What the exercise asks
Extract each line holding the word "Party" from the entries.

Data excerpts

►

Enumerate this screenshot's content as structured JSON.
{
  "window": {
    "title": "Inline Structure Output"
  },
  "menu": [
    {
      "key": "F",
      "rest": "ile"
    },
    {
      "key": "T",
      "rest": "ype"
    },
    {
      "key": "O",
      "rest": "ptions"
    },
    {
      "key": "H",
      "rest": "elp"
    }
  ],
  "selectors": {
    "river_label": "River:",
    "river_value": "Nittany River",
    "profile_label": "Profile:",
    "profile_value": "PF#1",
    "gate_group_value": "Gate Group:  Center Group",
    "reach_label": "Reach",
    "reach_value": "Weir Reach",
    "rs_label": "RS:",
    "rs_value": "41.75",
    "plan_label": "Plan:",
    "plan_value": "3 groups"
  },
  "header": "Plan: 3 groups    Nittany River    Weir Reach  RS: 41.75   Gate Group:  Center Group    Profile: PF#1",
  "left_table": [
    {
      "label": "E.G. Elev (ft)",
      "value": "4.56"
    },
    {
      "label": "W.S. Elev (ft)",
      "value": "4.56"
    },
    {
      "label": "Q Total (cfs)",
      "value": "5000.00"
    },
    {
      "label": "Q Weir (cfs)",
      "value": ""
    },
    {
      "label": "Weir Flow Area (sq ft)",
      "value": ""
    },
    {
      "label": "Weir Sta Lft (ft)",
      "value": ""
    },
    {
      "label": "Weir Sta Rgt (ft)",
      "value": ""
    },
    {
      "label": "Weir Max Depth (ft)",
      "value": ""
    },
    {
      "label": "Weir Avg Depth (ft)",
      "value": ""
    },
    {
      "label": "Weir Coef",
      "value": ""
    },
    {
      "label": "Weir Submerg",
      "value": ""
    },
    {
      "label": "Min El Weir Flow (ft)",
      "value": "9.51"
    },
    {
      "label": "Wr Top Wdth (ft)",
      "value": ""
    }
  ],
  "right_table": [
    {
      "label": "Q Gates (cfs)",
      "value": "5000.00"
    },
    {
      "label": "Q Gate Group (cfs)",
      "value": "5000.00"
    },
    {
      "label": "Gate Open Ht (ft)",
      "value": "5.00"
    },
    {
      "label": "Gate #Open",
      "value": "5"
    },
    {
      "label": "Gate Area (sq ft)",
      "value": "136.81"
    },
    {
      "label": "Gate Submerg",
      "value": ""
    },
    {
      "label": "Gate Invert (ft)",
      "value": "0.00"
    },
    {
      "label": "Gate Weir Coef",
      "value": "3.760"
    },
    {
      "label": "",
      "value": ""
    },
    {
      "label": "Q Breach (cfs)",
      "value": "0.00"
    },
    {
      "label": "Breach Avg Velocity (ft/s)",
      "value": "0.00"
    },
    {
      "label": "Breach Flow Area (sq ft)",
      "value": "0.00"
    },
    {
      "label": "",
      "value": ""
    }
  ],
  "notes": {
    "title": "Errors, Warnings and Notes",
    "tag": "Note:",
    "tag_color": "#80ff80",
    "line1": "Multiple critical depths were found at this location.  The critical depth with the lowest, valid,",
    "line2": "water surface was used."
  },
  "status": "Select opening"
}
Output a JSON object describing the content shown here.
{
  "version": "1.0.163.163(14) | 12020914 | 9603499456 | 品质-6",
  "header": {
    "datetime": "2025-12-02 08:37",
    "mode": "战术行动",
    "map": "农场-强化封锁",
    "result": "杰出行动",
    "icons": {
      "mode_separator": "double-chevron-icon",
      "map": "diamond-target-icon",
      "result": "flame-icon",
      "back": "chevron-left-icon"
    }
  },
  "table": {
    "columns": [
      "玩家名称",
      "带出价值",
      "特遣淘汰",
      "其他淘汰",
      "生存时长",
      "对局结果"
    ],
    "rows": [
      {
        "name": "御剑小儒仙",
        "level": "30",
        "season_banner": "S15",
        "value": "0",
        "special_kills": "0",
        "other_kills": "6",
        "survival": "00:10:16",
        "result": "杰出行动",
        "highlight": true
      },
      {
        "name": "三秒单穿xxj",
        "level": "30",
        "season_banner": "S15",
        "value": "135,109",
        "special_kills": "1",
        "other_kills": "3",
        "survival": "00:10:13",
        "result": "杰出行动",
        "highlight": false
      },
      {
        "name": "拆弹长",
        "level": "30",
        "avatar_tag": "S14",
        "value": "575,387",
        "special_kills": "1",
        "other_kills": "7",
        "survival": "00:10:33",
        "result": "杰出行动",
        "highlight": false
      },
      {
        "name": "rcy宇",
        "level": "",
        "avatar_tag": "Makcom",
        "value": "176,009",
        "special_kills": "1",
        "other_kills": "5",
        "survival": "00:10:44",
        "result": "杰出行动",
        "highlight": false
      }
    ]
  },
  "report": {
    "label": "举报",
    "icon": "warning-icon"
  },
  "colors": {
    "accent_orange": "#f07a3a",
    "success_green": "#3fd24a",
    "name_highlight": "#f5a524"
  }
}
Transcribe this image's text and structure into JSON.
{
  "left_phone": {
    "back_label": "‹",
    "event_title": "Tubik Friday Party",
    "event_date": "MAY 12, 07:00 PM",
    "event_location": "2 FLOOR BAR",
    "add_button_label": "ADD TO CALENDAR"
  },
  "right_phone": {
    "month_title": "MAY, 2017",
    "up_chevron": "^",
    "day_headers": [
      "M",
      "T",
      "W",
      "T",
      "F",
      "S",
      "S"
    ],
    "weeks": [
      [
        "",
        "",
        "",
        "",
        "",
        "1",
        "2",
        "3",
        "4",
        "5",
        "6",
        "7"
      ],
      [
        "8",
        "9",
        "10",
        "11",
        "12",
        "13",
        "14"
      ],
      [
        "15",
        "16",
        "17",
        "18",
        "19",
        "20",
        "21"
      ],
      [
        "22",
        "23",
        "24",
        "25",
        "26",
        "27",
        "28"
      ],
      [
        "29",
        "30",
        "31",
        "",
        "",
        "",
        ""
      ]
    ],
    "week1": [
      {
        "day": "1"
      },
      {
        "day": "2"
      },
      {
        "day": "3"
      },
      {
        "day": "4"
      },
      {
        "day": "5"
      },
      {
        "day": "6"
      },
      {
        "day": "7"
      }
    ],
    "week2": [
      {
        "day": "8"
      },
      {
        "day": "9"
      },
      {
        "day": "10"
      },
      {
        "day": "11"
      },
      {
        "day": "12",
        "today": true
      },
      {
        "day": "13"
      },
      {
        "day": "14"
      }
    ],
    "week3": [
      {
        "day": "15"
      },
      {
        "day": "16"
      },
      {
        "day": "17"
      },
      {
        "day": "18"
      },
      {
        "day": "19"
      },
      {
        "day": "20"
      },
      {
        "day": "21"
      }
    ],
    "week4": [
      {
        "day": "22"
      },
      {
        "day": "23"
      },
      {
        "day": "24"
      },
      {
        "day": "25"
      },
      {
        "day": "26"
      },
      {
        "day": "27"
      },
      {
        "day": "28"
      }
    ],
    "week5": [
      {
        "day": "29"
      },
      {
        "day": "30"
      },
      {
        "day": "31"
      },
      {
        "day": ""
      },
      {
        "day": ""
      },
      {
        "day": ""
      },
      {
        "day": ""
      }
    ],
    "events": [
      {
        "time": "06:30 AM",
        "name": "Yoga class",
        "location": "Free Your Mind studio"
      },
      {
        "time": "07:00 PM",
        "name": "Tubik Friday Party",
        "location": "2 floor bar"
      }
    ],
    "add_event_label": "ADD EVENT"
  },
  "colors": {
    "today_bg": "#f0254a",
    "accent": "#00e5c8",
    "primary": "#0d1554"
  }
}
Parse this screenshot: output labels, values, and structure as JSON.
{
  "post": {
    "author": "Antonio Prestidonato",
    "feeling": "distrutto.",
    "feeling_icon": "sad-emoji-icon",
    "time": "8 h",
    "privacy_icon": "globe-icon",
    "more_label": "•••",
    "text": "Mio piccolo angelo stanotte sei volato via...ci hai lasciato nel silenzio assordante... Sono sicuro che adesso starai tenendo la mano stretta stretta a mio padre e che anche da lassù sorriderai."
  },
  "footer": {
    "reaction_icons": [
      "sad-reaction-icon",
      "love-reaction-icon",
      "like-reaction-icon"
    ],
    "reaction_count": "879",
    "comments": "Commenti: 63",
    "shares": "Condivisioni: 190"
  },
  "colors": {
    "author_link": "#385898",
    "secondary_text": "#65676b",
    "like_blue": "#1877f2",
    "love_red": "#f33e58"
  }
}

◄

Final result
    "event_title": "Tubik Friday Party",
        "name": "Tubik Friday Party",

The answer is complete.